_Exercise_. Track down every line below that holds "phone" and copy it.

_Data in this exercise_.

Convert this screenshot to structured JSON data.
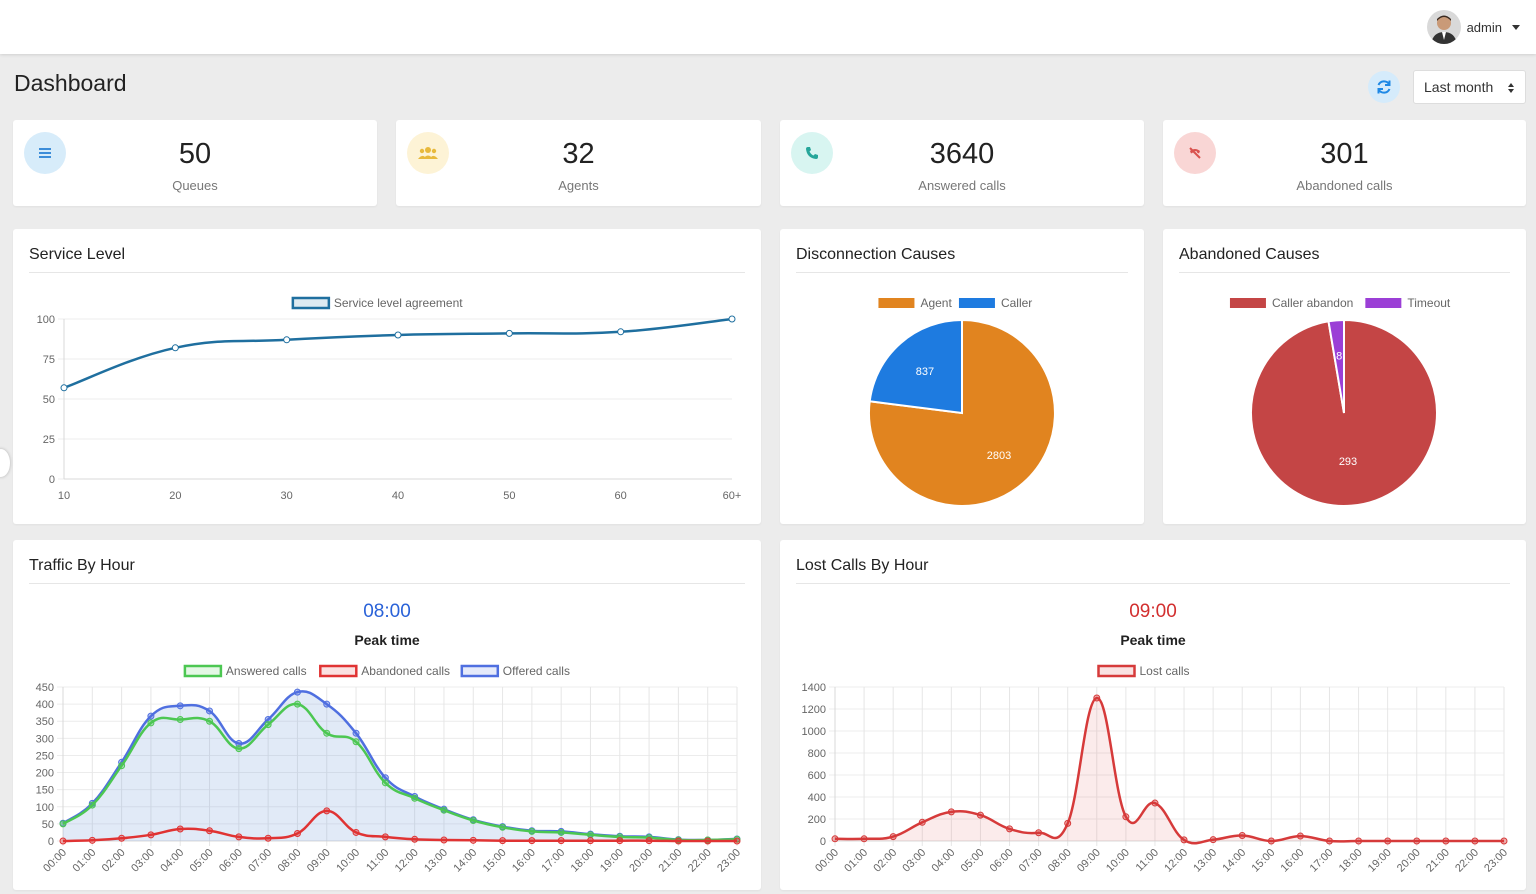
{
  "header": {
    "user_name": "admin"
  },
  "page": {
    "title": "Dashboard",
    "period_selected": "Last month"
  },
  "stats": [
    {
      "value": "50",
      "label": "Queues",
      "icon": "list-icon",
      "color": "#3c8dd9",
      "bg": "#d7ecfa"
    },
    {
      "value": "32",
      "label": "Agents",
      "icon": "users-icon",
      "color": "#e8b93c",
      "bg": "#fdf3d6"
    },
    {
      "value": "3640",
      "label": "Answered calls",
      "icon": "phone-icon",
      "color": "#26a69a",
      "bg": "#d8f5f1"
    },
    {
      "value": "301",
      "label": "Abandoned calls",
      "icon": "phone-slash-icon",
      "color": "#d9534f",
      "bg": "#f9d6d5"
    }
  ],
  "panels": {
    "service_level": {
      "title": "Service Level"
    },
    "disconnection": {
      "title": "Disconnection Causes"
    },
    "abandoned": {
      "title": "Abandoned Causes"
    },
    "traffic": {
      "title": "Traffic By Hour",
      "peak_time": "08:00",
      "peak_label": "Peak time"
    },
    "lost": {
      "title": "Lost Calls By Hour",
      "peak_time": "09:00",
      "peak_label": "Peak time"
    }
  },
  "chart_data": [
    {
      "id": "service_level",
      "type": "line",
      "categories": [
        "10",
        "20",
        "30",
        "40",
        "50",
        "60",
        "60+"
      ],
      "series": [
        {
          "name": "Service level agreement",
          "values": [
            57,
            82,
            87,
            90,
            91,
            92,
            100
          ],
          "color": "#1f6f9f"
        }
      ],
      "ylim": [
        0,
        100
      ],
      "yticks": [
        0,
        25,
        50,
        75,
        100
      ],
      "grid": true,
      "legend": "top"
    },
    {
      "id": "disconnection",
      "type": "pie",
      "labels": [
        "Agent",
        "Caller"
      ],
      "values": [
        2803,
        837
      ],
      "colors": [
        "#e1841f",
        "#1e7be0"
      ],
      "legend": "top"
    },
    {
      "id": "abandoned",
      "type": "pie",
      "labels": [
        "Caller abandon",
        "Timeout"
      ],
      "values": [
        293,
        8
      ],
      "colors": [
        "#c44545",
        "#9b3fd6"
      ],
      "legend": "top"
    },
    {
      "id": "traffic",
      "type": "area",
      "categories": [
        "00:00",
        "01:00",
        "02:00",
        "03:00",
        "04:00",
        "05:00",
        "06:00",
        "07:00",
        "08:00",
        "09:00",
        "10:00",
        "11:00",
        "12:00",
        "13:00",
        "14:00",
        "15:00",
        "16:00",
        "17:00",
        "18:00",
        "19:00",
        "20:00",
        "21:00",
        "22:00",
        "23:00"
      ],
      "series": [
        {
          "name": "Answered calls",
          "values": [
            50,
            105,
            220,
            345,
            355,
            350,
            270,
            340,
            400,
            315,
            290,
            170,
            125,
            90,
            60,
            40,
            28,
            25,
            18,
            12,
            10,
            3,
            3,
            5
          ],
          "color": "#4cc752"
        },
        {
          "name": "Abandoned calls",
          "values": [
            0,
            2,
            8,
            18,
            35,
            30,
            12,
            8,
            22,
            88,
            25,
            12,
            5,
            3,
            2,
            1,
            1,
            1,
            1,
            1,
            1,
            0,
            0,
            0
          ],
          "color": "#e03333"
        },
        {
          "name": "Offered calls",
          "values": [
            52,
            110,
            230,
            365,
            395,
            380,
            285,
            355,
            435,
            400,
            315,
            185,
            130,
            93,
            62,
            42,
            30,
            28,
            20,
            14,
            12,
            4,
            3,
            6
          ],
          "color": "#4f6fe0"
        }
      ],
      "ylim": [
        0,
        450
      ],
      "yticks": [
        0,
        50,
        100,
        150,
        200,
        250,
        300,
        350,
        400,
        450
      ],
      "grid": true,
      "legend": "top"
    },
    {
      "id": "lost",
      "type": "area",
      "categories": [
        "00:00",
        "01:00",
        "02:00",
        "03:00",
        "04:00",
        "05:00",
        "06:00",
        "07:00",
        "08:00",
        "09:00",
        "10:00",
        "11:00",
        "12:00",
        "13:00",
        "14:00",
        "15:00",
        "16:00",
        "17:00",
        "18:00",
        "19:00",
        "20:00",
        "21:00",
        "22:00",
        "23:00"
      ],
      "series": [
        {
          "name": "Lost calls",
          "values": [
            20,
            20,
            40,
            170,
            265,
            235,
            110,
            75,
            160,
            1300,
            220,
            345,
            10,
            12,
            50,
            0,
            45,
            0,
            0,
            0,
            0,
            0,
            0,
            0
          ],
          "color": "#d63a3a"
        }
      ],
      "ylim": [
        0,
        1400
      ],
      "yticks": [
        0,
        200,
        400,
        600,
        800,
        1000,
        1200,
        1400
      ],
      "grid": true,
      "legend": "top"
    }
  ]
}
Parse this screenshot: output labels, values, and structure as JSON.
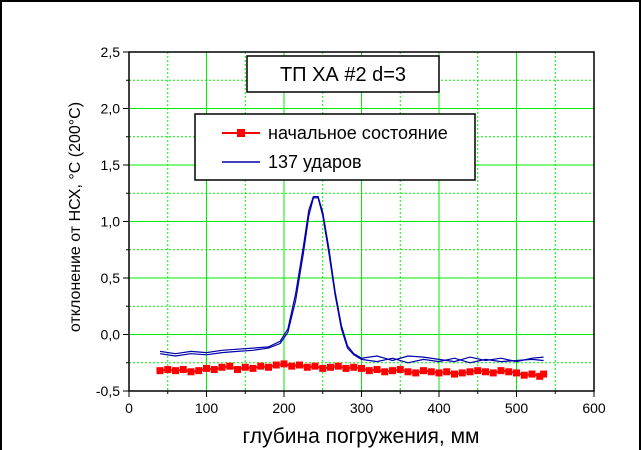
{
  "chart_data": {
    "type": "line",
    "title": "ТП ХА #2 d=3",
    "xlabel": "глубина погружения, мм",
    "ylabel": "отклонение от НСХ, °С (200°С)",
    "xlim": [
      0,
      600
    ],
    "ylim": [
      -0.5,
      2.5
    ],
    "x_ticks": [
      "0",
      "100",
      "200",
      "300",
      "400",
      "500",
      "600"
    ],
    "y_ticks": [
      "-0,5",
      "0,0",
      "0,5",
      "1,0",
      "1,5",
      "2,0",
      "2,5"
    ],
    "grid": true,
    "legend_position": "upper-center",
    "series": [
      {
        "name": "начальное состояние",
        "color": "#ff0000",
        "marker": "square",
        "points": [
          [
            40,
            -0.32
          ],
          [
            50,
            -0.31
          ],
          [
            60,
            -0.32
          ],
          [
            70,
            -0.31
          ],
          [
            80,
            -0.33
          ],
          [
            90,
            -0.32
          ],
          [
            100,
            -0.3
          ],
          [
            110,
            -0.31
          ],
          [
            120,
            -0.29
          ],
          [
            130,
            -0.28
          ],
          [
            140,
            -0.31
          ],
          [
            150,
            -0.29
          ],
          [
            160,
            -0.3
          ],
          [
            170,
            -0.28
          ],
          [
            180,
            -0.29
          ],
          [
            190,
            -0.27
          ],
          [
            200,
            -0.26
          ],
          [
            210,
            -0.28
          ],
          [
            220,
            -0.27
          ],
          [
            230,
            -0.29
          ],
          [
            240,
            -0.28
          ],
          [
            250,
            -0.3
          ],
          [
            260,
            -0.29
          ],
          [
            270,
            -0.28
          ],
          [
            280,
            -0.3
          ],
          [
            290,
            -0.29
          ],
          [
            300,
            -0.3
          ],
          [
            310,
            -0.32
          ],
          [
            320,
            -0.31
          ],
          [
            330,
            -0.33
          ],
          [
            340,
            -0.32
          ],
          [
            350,
            -0.31
          ],
          [
            360,
            -0.33
          ],
          [
            370,
            -0.34
          ],
          [
            380,
            -0.32
          ],
          [
            390,
            -0.33
          ],
          [
            400,
            -0.34
          ],
          [
            410,
            -0.33
          ],
          [
            420,
            -0.35
          ],
          [
            430,
            -0.34
          ],
          [
            440,
            -0.33
          ],
          [
            450,
            -0.32
          ],
          [
            460,
            -0.33
          ],
          [
            470,
            -0.34
          ],
          [
            480,
            -0.32
          ],
          [
            490,
            -0.33
          ],
          [
            500,
            -0.34
          ],
          [
            510,
            -0.36
          ],
          [
            520,
            -0.35
          ],
          [
            530,
            -0.37
          ],
          [
            535,
            -0.35
          ]
        ]
      },
      {
        "name": "137 ударов",
        "color": "#0000aa",
        "marker": "none",
        "points": [
          [
            40,
            -0.17
          ],
          [
            60,
            -0.19
          ],
          [
            80,
            -0.17
          ],
          [
            100,
            -0.18
          ],
          [
            120,
            -0.16
          ],
          [
            140,
            -0.15
          ],
          [
            160,
            -0.14
          ],
          [
            180,
            -0.12
          ],
          [
            195,
            -0.08
          ],
          [
            205,
            0.02
          ],
          [
            215,
            0.3
          ],
          [
            225,
            0.72
          ],
          [
            232,
            1.05
          ],
          [
            238,
            1.21
          ],
          [
            244,
            1.21
          ],
          [
            250,
            1.05
          ],
          [
            258,
            0.72
          ],
          [
            266,
            0.35
          ],
          [
            274,
            0.05
          ],
          [
            282,
            -0.12
          ],
          [
            290,
            -0.18
          ],
          [
            300,
            -0.22
          ],
          [
            320,
            -0.24
          ],
          [
            340,
            -0.21
          ],
          [
            360,
            -0.25
          ],
          [
            380,
            -0.22
          ],
          [
            400,
            -0.24
          ],
          [
            420,
            -0.21
          ],
          [
            440,
            -0.25
          ],
          [
            460,
            -0.22
          ],
          [
            480,
            -0.24
          ],
          [
            500,
            -0.23
          ],
          [
            520,
            -0.22
          ],
          [
            535,
            -0.23
          ]
        ],
        "points2": [
          [
            40,
            -0.15
          ],
          [
            60,
            -0.17
          ],
          [
            80,
            -0.15
          ],
          [
            100,
            -0.16
          ],
          [
            120,
            -0.14
          ],
          [
            140,
            -0.13
          ],
          [
            160,
            -0.12
          ],
          [
            180,
            -0.11
          ],
          [
            195,
            -0.06
          ],
          [
            205,
            0.05
          ],
          [
            215,
            0.36
          ],
          [
            225,
            0.78
          ],
          [
            232,
            1.1
          ],
          [
            238,
            1.22
          ],
          [
            244,
            1.22
          ],
          [
            250,
            1.08
          ],
          [
            258,
            0.76
          ],
          [
            266,
            0.38
          ],
          [
            274,
            0.08
          ],
          [
            282,
            -0.1
          ],
          [
            290,
            -0.17
          ],
          [
            300,
            -0.21
          ],
          [
            320,
            -0.19
          ],
          [
            340,
            -0.23
          ],
          [
            360,
            -0.19
          ],
          [
            380,
            -0.2
          ],
          [
            400,
            -0.22
          ],
          [
            420,
            -0.24
          ],
          [
            440,
            -0.2
          ],
          [
            460,
            -0.23
          ],
          [
            480,
            -0.21
          ],
          [
            500,
            -0.24
          ],
          [
            520,
            -0.21
          ],
          [
            535,
            -0.2
          ]
        ]
      }
    ]
  }
}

_Exercise result_.
      "icon": "phone-icon",
      "icon": "phone-slash-icon",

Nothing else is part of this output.